* **RECORD SET**:
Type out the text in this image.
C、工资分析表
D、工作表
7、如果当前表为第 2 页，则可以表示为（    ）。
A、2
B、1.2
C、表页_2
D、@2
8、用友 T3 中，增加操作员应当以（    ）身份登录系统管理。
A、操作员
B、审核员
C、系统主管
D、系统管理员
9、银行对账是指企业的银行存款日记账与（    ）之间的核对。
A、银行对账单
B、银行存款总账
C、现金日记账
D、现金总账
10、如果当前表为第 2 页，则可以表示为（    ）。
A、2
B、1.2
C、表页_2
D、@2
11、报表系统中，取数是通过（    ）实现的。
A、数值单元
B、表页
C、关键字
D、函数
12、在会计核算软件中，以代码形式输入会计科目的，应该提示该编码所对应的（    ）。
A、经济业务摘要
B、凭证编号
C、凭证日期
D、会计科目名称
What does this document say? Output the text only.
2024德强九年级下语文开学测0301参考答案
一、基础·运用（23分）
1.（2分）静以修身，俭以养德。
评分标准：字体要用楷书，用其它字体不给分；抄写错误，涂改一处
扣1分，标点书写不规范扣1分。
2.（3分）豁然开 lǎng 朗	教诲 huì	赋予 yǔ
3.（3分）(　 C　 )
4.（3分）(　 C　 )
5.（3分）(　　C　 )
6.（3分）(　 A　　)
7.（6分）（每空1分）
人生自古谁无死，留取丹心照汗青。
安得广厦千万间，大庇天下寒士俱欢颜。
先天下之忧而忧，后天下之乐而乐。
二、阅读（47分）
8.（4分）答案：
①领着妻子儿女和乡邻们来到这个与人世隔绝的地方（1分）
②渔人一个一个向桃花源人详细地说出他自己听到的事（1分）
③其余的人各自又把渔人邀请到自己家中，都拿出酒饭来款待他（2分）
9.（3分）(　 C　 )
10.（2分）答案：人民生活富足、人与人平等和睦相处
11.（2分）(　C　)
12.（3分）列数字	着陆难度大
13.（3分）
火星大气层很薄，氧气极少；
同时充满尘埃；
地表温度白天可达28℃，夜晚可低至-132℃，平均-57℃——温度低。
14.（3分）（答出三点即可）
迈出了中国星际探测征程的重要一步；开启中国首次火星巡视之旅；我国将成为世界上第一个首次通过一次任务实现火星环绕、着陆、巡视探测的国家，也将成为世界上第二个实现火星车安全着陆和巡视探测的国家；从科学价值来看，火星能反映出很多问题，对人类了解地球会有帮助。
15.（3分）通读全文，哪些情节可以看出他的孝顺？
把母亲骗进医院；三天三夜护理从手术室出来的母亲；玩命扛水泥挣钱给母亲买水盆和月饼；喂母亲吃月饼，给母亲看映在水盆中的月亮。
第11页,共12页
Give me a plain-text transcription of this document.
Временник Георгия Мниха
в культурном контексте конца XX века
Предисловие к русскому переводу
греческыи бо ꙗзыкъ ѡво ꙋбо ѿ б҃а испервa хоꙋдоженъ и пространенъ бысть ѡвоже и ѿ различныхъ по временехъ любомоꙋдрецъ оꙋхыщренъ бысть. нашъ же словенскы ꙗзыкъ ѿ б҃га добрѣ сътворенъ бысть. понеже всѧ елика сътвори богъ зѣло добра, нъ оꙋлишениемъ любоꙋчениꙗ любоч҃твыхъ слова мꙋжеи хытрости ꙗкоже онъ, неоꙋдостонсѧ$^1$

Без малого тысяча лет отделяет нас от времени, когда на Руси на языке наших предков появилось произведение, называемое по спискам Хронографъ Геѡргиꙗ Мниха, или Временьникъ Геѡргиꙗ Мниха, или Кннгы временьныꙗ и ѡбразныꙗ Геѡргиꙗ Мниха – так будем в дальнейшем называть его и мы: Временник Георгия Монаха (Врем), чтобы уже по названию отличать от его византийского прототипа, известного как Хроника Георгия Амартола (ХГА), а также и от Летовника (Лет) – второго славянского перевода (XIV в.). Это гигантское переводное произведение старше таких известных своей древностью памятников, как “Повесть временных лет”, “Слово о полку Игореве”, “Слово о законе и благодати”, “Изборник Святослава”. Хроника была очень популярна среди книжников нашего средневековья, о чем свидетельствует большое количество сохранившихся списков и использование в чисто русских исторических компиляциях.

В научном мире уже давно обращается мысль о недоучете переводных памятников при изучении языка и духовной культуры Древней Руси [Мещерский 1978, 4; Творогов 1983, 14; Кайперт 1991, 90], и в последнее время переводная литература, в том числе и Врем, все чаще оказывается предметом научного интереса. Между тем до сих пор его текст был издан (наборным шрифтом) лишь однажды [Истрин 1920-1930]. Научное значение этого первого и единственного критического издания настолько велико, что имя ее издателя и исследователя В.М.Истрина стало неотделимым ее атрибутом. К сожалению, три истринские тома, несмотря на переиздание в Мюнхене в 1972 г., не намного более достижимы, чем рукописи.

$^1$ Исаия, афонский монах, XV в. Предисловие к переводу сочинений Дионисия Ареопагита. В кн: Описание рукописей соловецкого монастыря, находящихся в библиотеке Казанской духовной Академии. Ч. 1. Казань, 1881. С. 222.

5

* **WRITTEN EXERCISE**: What is the number of lines in this listing that contain the word "则可以表示为"? Answer with that number and nothing else.

* **TASK SOLUTION**: 2